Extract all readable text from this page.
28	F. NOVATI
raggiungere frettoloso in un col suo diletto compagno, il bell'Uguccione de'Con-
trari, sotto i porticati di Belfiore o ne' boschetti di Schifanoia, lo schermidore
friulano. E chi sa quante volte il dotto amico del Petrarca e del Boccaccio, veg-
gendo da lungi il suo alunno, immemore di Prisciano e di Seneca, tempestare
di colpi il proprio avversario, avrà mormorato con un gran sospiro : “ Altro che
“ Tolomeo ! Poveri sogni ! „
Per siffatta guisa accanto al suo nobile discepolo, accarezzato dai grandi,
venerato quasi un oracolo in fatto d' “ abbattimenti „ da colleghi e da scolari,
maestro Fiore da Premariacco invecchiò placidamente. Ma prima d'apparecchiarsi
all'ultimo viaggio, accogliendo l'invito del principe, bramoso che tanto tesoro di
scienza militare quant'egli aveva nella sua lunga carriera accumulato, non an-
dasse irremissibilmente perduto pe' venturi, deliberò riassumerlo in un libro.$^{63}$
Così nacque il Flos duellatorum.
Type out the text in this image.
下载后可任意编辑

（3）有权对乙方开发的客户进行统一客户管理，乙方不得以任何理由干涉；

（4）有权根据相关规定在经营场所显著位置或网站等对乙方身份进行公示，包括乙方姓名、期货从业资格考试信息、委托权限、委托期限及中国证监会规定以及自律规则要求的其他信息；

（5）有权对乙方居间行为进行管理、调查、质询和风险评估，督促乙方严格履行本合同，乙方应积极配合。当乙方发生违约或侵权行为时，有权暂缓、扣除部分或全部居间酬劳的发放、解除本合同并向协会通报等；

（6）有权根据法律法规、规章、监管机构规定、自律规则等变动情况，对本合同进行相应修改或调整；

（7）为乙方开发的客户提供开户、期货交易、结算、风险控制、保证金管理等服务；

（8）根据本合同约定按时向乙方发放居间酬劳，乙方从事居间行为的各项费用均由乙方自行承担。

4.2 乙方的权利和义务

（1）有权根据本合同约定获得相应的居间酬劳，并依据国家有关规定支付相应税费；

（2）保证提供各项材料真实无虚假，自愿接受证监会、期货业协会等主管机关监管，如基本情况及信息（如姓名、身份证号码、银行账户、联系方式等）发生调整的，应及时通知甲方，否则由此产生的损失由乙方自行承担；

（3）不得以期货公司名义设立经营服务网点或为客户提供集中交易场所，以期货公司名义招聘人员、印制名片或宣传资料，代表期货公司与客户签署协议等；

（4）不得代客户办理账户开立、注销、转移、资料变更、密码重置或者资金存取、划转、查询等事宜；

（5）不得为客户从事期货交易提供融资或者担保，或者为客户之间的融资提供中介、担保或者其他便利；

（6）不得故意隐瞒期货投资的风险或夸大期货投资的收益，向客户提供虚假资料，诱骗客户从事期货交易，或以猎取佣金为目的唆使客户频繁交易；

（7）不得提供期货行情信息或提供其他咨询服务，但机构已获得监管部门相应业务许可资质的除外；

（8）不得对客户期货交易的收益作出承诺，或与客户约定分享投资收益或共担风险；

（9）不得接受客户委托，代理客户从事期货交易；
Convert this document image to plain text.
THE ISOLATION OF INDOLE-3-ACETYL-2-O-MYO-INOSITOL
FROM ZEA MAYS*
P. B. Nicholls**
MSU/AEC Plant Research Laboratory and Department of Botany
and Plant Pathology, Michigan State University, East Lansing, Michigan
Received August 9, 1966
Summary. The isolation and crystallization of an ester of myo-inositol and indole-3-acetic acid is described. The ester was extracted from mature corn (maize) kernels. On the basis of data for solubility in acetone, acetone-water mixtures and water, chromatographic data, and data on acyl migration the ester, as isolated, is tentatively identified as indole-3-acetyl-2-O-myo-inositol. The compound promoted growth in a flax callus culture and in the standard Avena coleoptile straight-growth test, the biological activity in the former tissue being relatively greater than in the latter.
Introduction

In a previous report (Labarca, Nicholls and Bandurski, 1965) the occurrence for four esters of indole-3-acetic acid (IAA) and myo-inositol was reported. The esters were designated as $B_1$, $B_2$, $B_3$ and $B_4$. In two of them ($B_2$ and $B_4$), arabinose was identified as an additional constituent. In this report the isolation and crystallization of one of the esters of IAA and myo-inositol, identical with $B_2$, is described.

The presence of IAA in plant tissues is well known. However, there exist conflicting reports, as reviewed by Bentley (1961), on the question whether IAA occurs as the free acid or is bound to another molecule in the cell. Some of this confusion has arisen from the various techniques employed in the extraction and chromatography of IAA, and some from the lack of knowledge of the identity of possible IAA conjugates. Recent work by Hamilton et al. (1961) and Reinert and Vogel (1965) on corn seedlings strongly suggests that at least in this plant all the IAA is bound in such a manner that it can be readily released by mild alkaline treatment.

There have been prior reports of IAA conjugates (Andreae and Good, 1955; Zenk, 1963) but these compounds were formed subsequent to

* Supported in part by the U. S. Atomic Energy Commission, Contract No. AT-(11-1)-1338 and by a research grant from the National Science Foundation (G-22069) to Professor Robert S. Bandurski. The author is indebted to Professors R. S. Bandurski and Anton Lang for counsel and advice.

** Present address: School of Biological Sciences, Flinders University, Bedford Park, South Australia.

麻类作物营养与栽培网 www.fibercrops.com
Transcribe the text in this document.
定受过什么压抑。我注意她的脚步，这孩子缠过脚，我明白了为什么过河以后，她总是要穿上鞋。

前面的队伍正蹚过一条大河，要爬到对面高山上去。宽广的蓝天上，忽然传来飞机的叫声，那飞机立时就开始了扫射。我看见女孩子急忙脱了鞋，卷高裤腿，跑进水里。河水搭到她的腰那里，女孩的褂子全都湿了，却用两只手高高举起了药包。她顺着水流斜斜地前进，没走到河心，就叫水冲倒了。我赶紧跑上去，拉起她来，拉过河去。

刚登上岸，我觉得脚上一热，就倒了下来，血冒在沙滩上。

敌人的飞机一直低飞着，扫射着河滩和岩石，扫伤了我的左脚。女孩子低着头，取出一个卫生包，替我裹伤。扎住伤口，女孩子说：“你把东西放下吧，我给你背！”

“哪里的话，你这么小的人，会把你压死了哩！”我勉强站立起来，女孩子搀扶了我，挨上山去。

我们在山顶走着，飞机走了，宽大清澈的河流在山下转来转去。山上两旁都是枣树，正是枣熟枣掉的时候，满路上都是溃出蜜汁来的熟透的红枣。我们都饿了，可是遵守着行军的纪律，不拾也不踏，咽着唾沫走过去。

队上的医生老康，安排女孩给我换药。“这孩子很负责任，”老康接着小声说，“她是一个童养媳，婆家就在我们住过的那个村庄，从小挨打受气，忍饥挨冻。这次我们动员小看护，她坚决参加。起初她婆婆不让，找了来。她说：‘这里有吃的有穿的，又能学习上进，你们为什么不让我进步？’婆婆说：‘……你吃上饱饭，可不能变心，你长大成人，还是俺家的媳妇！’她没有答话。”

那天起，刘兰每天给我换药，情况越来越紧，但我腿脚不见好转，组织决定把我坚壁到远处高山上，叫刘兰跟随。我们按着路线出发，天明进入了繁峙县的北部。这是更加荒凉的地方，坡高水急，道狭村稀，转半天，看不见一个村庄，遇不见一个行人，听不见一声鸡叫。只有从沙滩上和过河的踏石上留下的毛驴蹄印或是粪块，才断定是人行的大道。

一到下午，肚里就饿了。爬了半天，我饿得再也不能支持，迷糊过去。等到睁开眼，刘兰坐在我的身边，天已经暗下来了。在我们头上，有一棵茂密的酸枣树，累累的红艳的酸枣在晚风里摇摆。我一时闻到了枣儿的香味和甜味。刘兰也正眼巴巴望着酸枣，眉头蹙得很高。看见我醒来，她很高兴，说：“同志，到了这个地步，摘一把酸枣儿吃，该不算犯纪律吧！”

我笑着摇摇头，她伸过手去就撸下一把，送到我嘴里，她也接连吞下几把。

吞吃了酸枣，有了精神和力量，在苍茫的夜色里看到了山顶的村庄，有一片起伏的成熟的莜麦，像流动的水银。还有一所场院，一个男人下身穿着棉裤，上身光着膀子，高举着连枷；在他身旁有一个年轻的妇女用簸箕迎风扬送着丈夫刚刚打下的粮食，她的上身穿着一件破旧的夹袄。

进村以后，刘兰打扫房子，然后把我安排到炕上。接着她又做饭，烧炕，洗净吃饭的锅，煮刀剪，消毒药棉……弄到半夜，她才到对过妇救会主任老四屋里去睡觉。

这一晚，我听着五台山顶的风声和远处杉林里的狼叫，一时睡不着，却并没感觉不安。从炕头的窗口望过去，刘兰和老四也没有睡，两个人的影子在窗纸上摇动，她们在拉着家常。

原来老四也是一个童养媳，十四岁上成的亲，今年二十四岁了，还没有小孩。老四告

____________

_Exercise_:
Write out, word for word, every line from the one containing "Transcribe the text in this document." through the last line of the records above.

_Result_:
Transcribe the text in this document.
定受过什么压抑。我注意她的脚步，这孩子缠过脚，我明白了为什么过河以后，她总是要穿上鞋。

前面的队伍正蹚过一条大河，要爬到对面高山上去。宽广的蓝天上，忽然传来飞机的叫声，那飞机立时就开始了扫射。我看见女孩子急忙脱了鞋，卷高裤腿，跑进水里。河水搭到她的腰那里，女孩的褂子全都湿了，却用两只手高高举起了药包。她顺着水流斜斜地前进，没走到河心，就叫水冲倒了。我赶紧跑上去，拉起她来，拉过河去。

刚登上岸，我觉得脚上一热，就倒了下来，血冒在沙滩上。

敌人的飞机一直低飞着，扫射着河滩和岩石，扫伤了我的左脚。女孩子低着头，取出一个卫生包，替我裹伤。扎住伤口，女孩子说：“你把东西放下吧，我给你背！”

“哪里的话，你这么小的人，会把你压死了哩！”我勉强站立起来，女孩子搀扶了我，挨上山去。

我们在山顶走着，飞机走了，宽大清澈的河流在山下转来转去。山上两旁都是枣树，正是枣熟枣掉的时候，满路上都是溃出蜜汁来的熟透的红枣。我们都饿了，可是遵守着行军的纪律，不拾也不踏，咽着唾沫走过去。

队上的医生老康，安排女孩给我换药。“这孩子很负责任，”老康接着小声说，“她是一个童养媳，婆家就在我们住过的那个村庄，从小挨打受气，忍饥挨冻。这次我们动员小看护，她坚决参加。起初她婆婆不让，找了来。她说：‘这里有吃的有穿的，又能学习上进，你们为什么不让我进步？’婆婆说：‘……你吃上饱饭，可不能变心，你长大成人，还是俺家的媳妇！’她没有答话。”

那天起，刘兰每天给我换药，情况越来越紧，但我腿脚不见好转，组织决定把我坚壁到远处高山上，叫刘兰跟随。我们按着路线出发，天明进入了繁峙县的北部。这是更加荒凉的地方，坡高水急，道狭村稀，转半天，看不见一个村庄，遇不见一个行人，听不见一声鸡叫。只有从沙滩上和过河的踏石上留下的毛驴蹄印或是粪块，才断定是人行的大道。

一到下午，肚里就饿了。爬了半天，我饿得再也不能支持，迷糊过去。等到睁开眼，刘兰坐在我的身边，天已经暗下来了。在我们头上，有一棵茂密的酸枣树，累累的红艳的酸枣在晚风里摇摆。我一时闻到了枣儿的香味和甜味。刘兰也正眼巴巴望着酸枣，眉头蹙得很高。看见我醒来，她很高兴，说：“同志，到了这个地步，摘一把酸枣儿吃，该不算犯纪律吧！”

我笑着摇摇头，她伸过手去就撸下一把，送到我嘴里，她也接连吞下几把。

吞吃了酸枣，有了精神和力量，在苍茫的夜色里看到了山顶的村庄，有一片起伏的成熟的莜麦，像流动的水银。还有一所场院，一个男人下身穿着棉裤，上身光着膀子，高举着连枷；在他身旁有一个年轻的妇女用簸箕迎风扬送着丈夫刚刚打下的粮食，她的上身穿着一件破旧的夹袄。

进村以后，刘兰打扫房子，然后把我安排到炕上。接着她又做饭，烧炕，洗净吃饭的锅，煮刀剪，消毒药棉……弄到半夜，她才到对过妇救会主任老四屋里去睡觉。

这一晚，我听着五台山顶的风声和远处杉林里的狼叫，一时睡不着，却并没感觉不安。从炕头的窗口望过去，刘兰和老四也没有睡，两个人的影子在窗纸上摇动，她们在拉着家常。

原来老四也是一个童养媳，十四岁上成的亲，今年二十四岁了，还没有小孩。老四告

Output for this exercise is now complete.